DATA EXCERPTS:
*-*-*

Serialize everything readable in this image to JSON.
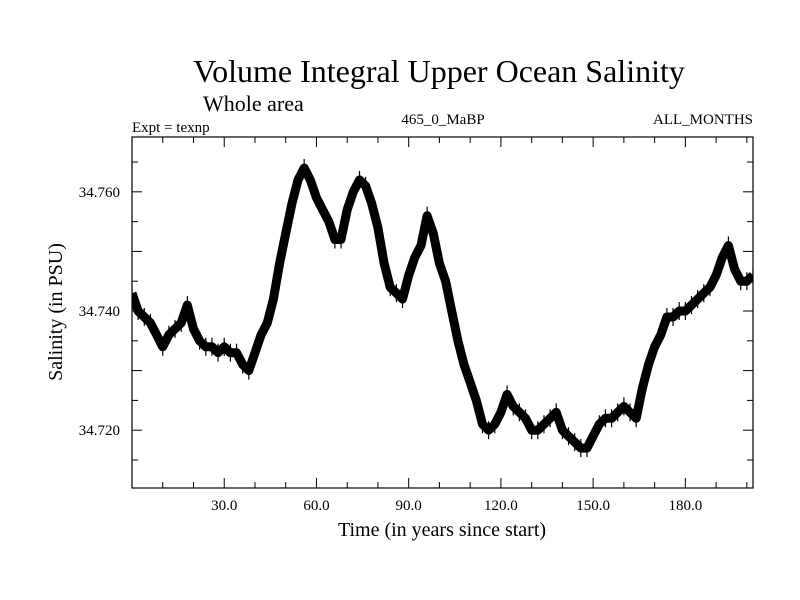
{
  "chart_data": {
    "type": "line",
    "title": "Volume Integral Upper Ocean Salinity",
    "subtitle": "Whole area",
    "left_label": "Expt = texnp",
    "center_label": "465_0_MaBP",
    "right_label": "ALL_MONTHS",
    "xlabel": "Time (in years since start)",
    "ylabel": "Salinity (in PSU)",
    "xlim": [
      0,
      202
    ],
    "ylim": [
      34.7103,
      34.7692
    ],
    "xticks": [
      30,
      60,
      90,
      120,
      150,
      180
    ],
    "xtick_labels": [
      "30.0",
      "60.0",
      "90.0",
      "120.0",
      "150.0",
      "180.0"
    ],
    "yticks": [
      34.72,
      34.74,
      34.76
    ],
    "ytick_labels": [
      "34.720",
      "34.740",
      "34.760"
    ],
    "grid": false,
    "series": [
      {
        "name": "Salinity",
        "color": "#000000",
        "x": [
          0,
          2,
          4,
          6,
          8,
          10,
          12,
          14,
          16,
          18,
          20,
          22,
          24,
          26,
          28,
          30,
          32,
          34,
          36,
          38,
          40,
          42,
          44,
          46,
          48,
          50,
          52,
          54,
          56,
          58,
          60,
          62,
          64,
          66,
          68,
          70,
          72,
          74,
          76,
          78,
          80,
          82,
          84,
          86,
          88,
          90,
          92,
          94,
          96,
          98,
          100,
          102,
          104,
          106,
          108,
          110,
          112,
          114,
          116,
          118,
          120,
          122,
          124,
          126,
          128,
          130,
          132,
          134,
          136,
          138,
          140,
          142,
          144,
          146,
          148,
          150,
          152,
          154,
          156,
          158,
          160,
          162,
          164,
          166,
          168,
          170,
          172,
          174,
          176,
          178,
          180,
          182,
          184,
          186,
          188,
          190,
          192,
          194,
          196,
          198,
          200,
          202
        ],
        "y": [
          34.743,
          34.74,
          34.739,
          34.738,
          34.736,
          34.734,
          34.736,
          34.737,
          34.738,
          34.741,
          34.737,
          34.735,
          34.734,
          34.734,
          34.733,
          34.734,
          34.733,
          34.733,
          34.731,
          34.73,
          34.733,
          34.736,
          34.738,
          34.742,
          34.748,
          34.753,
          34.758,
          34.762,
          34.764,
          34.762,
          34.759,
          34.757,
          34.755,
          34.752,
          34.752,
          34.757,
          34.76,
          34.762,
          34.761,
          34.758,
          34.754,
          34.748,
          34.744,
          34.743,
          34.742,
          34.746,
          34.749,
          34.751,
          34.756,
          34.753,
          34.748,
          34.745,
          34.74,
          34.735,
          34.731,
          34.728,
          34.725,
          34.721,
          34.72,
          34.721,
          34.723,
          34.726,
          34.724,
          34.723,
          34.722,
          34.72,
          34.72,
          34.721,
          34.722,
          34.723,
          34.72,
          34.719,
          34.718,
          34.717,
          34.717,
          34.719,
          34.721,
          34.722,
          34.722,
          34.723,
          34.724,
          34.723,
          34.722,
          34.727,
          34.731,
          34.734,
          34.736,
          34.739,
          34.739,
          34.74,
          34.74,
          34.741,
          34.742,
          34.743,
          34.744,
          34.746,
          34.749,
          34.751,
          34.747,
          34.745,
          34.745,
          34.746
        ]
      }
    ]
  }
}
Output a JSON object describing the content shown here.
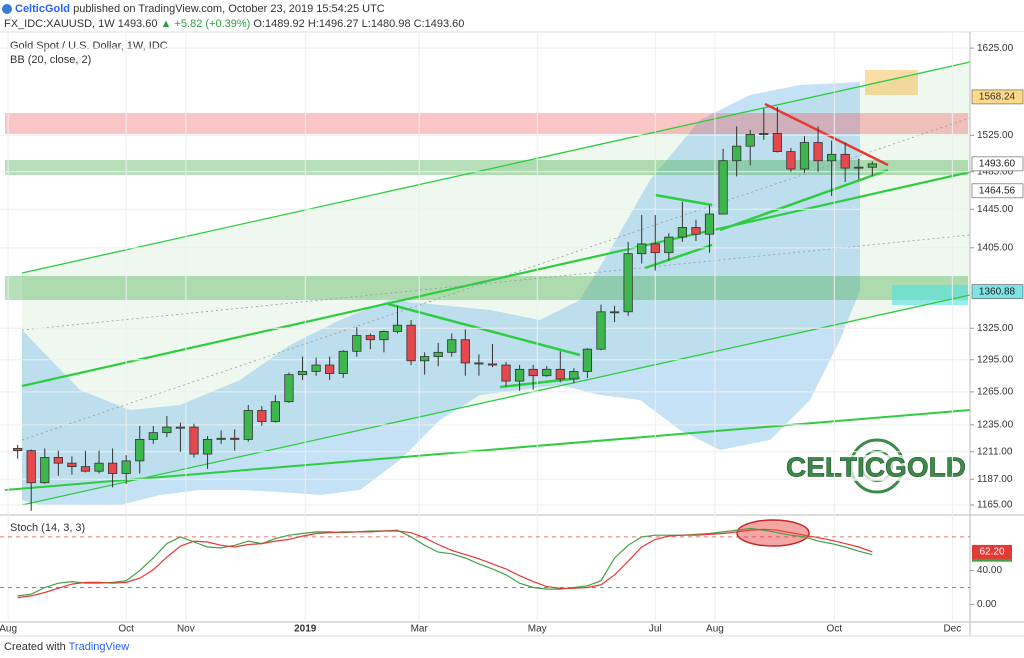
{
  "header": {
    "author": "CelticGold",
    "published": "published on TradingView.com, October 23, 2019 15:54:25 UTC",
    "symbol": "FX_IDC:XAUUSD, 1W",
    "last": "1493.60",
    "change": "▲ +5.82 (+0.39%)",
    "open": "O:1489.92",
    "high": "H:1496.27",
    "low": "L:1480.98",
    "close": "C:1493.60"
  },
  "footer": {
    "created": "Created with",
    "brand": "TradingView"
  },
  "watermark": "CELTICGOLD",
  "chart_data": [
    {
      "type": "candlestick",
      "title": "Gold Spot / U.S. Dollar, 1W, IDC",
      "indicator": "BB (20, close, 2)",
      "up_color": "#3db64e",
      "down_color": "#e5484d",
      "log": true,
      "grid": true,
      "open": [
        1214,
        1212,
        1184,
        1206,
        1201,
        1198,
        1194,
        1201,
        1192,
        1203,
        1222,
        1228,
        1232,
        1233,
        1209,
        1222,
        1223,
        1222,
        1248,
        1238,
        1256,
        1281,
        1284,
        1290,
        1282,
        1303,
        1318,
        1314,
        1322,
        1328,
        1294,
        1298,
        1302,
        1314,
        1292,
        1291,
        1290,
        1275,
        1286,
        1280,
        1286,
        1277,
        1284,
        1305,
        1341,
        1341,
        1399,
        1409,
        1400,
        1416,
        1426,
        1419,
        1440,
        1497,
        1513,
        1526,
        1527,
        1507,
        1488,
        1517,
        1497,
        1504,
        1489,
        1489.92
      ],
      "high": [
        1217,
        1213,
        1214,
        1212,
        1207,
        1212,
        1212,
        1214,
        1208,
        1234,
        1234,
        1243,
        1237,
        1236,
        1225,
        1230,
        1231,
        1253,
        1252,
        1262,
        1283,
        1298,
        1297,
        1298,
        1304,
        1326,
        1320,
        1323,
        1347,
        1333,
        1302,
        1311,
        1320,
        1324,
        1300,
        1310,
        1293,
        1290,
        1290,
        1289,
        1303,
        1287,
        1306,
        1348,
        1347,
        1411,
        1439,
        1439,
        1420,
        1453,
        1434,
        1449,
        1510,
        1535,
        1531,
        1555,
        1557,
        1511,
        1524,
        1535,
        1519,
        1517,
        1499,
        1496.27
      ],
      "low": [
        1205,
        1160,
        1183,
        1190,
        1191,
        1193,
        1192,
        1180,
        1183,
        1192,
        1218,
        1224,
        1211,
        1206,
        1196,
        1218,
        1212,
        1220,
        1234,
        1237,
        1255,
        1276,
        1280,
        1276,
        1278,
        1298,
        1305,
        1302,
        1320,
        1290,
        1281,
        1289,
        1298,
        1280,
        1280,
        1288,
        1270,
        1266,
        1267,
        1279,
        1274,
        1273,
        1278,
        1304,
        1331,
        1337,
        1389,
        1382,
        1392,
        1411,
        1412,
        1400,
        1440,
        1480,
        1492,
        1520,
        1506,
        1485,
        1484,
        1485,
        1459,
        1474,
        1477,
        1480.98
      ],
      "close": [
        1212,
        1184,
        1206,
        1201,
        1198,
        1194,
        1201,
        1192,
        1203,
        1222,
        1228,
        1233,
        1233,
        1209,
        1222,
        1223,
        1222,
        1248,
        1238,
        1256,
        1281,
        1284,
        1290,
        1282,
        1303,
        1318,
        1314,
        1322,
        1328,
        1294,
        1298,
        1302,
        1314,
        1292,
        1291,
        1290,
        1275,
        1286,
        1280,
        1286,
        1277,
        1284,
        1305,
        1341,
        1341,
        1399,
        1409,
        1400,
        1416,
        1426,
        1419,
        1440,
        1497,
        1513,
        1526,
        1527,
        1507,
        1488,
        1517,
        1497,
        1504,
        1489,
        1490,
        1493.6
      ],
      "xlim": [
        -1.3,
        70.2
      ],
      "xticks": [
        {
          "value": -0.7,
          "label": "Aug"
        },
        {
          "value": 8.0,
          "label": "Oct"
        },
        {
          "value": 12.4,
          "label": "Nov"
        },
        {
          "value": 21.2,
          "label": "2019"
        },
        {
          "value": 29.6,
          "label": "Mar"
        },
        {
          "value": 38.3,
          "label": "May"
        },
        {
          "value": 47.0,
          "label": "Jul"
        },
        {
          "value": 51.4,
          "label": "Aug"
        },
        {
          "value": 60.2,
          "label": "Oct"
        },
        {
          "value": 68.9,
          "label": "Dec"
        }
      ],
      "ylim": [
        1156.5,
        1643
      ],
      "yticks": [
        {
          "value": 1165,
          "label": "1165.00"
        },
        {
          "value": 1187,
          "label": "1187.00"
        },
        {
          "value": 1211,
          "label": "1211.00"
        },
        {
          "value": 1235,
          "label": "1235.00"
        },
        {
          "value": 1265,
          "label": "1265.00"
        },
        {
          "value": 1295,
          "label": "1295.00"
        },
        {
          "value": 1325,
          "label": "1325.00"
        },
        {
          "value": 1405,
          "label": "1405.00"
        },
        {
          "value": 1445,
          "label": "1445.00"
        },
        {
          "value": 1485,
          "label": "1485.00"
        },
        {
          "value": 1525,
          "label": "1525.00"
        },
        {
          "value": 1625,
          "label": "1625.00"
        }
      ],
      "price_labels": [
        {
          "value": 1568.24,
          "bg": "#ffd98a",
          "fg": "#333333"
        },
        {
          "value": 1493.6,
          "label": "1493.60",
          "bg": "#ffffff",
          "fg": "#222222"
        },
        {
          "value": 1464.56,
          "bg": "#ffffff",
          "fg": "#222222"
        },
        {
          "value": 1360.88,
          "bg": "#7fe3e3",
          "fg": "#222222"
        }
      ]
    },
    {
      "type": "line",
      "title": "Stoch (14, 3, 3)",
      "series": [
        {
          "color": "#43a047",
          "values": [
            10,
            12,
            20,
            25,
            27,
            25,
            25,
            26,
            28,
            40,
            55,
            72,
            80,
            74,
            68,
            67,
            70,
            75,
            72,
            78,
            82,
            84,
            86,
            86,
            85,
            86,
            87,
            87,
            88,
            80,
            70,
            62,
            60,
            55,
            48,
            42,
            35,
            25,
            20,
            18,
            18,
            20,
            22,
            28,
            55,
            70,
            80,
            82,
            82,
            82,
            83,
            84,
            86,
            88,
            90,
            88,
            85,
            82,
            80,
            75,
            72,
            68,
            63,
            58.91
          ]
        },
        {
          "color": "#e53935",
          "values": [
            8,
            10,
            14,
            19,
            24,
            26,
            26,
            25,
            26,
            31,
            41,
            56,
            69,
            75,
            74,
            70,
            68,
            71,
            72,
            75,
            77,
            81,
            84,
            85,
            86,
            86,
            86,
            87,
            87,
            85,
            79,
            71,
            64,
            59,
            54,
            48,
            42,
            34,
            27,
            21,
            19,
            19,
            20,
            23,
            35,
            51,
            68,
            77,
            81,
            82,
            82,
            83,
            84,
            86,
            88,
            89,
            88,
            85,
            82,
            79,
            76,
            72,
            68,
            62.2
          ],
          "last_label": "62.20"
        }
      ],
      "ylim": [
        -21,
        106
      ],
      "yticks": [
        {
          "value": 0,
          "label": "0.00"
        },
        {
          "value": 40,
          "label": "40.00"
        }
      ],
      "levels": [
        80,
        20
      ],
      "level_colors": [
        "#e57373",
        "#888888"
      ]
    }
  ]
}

*-*-*

GOAL: Pull out every line in the material above where "type" occurs.

TASK OUTPUT:
    "type": "line",
      "type": "candlestick",
      "type": "line",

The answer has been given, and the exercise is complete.